--- begin ---
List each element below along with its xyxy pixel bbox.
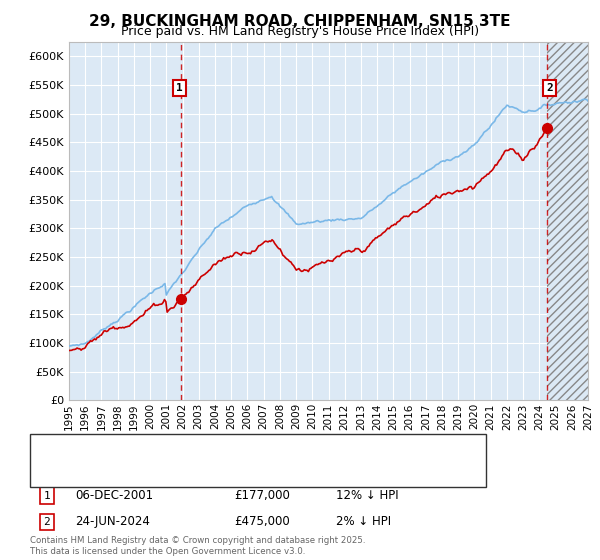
Text: HPI: Average price, detached house, Wiltshire: HPI: Average price, detached house, Wilt… — [90, 464, 329, 474]
Text: 24-JUN-2024: 24-JUN-2024 — [75, 515, 150, 529]
Text: Contains HM Land Registry data © Crown copyright and database right 2025.
This d: Contains HM Land Registry data © Crown c… — [30, 536, 365, 556]
Text: 2% ↓ HPI: 2% ↓ HPI — [336, 515, 391, 529]
Text: ——: —— — [51, 461, 78, 476]
Text: £177,000: £177,000 — [234, 489, 290, 502]
Bar — [547, 42, 588, 400]
Text: 06-DEC-2001: 06-DEC-2001 — [75, 489, 153, 502]
Text: ——: —— — [51, 439, 78, 454]
Text: 1: 1 — [43, 491, 50, 501]
Text: 29, BUCKINGHAM ROAD, CHIPPENHAM, SN15 3TE: 29, BUCKINGHAM ROAD, CHIPPENHAM, SN15 3T… — [89, 14, 511, 29]
Text: 1: 1 — [176, 83, 183, 93]
Text: Price paid vs. HM Land Registry's House Price Index (HPI): Price paid vs. HM Land Registry's House … — [121, 25, 479, 38]
Text: 2: 2 — [43, 517, 50, 527]
Text: 29, BUCKINGHAM ROAD, CHIPPENHAM, SN15 3TE (detached house): 29, BUCKINGHAM ROAD, CHIPPENHAM, SN15 3T… — [90, 441, 442, 451]
Text: 12% ↓ HPI: 12% ↓ HPI — [336, 489, 398, 502]
Text: 2: 2 — [546, 83, 553, 93]
Text: £475,000: £475,000 — [234, 515, 290, 529]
--- end ---
What is being asked: Please retype the data lines exactly, starting at the line that contains "Text: HPI: Average" and ending at the line that contains "Text: 1: 1 — [176, 83, 183, 93]", both included.

Reply:
Text: HPI: Average price, detached house, Wiltshire: HPI: Average price, detached house, Wilt… — [90, 464, 329, 474]
Text: 24-JUN-2024: 24-JUN-2024 — [75, 515, 150, 529]
Text: Contains HM Land Registry data © Crown copyright and database right 2025.
This d: Contains HM Land Registry data © Crown c… — [30, 536, 365, 556]
Text: 2% ↓ HPI: 2% ↓ HPI — [336, 515, 391, 529]
Text: ——: —— — [51, 461, 78, 476]
Text: £177,000: £177,000 — [234, 489, 290, 502]
Bar — [547, 42, 588, 400]
Text: 06-DEC-2001: 06-DEC-2001 — [75, 489, 153, 502]
Text: ——: —— — [51, 439, 78, 454]
Text: 1: 1 — [43, 491, 50, 501]
Text: 29, BUCKINGHAM ROAD, CHIPPENHAM, SN15 3TE: 29, BUCKINGHAM ROAD, CHIPPENHAM, SN15 3T… — [89, 14, 511, 29]
Text: 1: 1 — [176, 83, 183, 93]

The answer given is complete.